=== TASK OBJECTIVE ===
Return the listing word for word, as given.

[Saved data entries]
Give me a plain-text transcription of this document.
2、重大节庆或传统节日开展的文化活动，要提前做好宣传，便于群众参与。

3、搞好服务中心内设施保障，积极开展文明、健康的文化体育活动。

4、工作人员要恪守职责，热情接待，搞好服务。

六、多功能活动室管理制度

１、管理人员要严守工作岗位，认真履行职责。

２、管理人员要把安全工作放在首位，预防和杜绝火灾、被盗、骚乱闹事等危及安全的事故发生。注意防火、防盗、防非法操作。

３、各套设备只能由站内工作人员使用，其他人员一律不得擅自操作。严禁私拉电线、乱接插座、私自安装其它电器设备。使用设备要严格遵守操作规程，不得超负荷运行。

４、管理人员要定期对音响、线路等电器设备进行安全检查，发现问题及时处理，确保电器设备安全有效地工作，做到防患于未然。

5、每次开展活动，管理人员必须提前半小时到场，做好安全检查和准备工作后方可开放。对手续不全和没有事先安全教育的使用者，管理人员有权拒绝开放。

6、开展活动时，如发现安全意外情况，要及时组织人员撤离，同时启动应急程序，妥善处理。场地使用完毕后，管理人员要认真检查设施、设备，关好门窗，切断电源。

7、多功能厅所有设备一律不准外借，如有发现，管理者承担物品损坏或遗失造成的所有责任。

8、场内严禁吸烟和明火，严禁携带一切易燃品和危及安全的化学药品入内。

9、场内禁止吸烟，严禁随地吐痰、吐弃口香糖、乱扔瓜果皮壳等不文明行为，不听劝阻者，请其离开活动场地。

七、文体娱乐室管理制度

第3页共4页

=== EXERCISE RESULT ===
Give me a plain-text transcription of this document.
2、重大节庆或传统节日开展的文化活动，要提前做好宣传，便于群众参与。

3、搞好服务中心内设施保障，积极开展文明、健康的文化体育活动。

4、工作人员要恪守职责，热情接待，搞好服务。

六、多功能活动室管理制度

１、管理人员要严守工作岗位，认真履行职责。

２、管理人员要把安全工作放在首位，预防和杜绝火灾、被盗、骚乱闹事等危及安全的事故发生。注意防火、防盗、防非法操作。

３、各套设备只能由站内工作人员使用，其他人员一律不得擅自操作。严禁私拉电线、乱接插座、私自安装其它电器设备。使用设备要严格遵守操作规程，不得超负荷运行。

４、管理人员要定期对音响、线路等电器设备进行安全检查，发现问题及时处理，确保电器设备安全有效地工作，做到防患于未然。

5、每次开展活动，管理人员必须提前半小时到场，做好安全检查和准备工作后方可开放。对手续不全和没有事先安全教育的使用者，管理人员有权拒绝开放。

6、开展活动时，如发现安全意外情况，要及时组织人员撤离，同时启动应急程序，妥善处理。场地使用完毕后，管理人员要认真检查设施、设备，关好门窗，切断电源。

7、多功能厅所有设备一律不准外借，如有发现，管理者承担物品损坏或遗失造成的所有责任。

8、场内严禁吸烟和明火，严禁携带一切易燃品和危及安全的化学药品入内。

9、场内禁止吸烟，严禁随地吐痰、吐弃口香糖、乱扔瓜果皮壳等不文明行为，不听劝阻者，请其离开活动场地。

七、文体娱乐室管理制度

第3页共4页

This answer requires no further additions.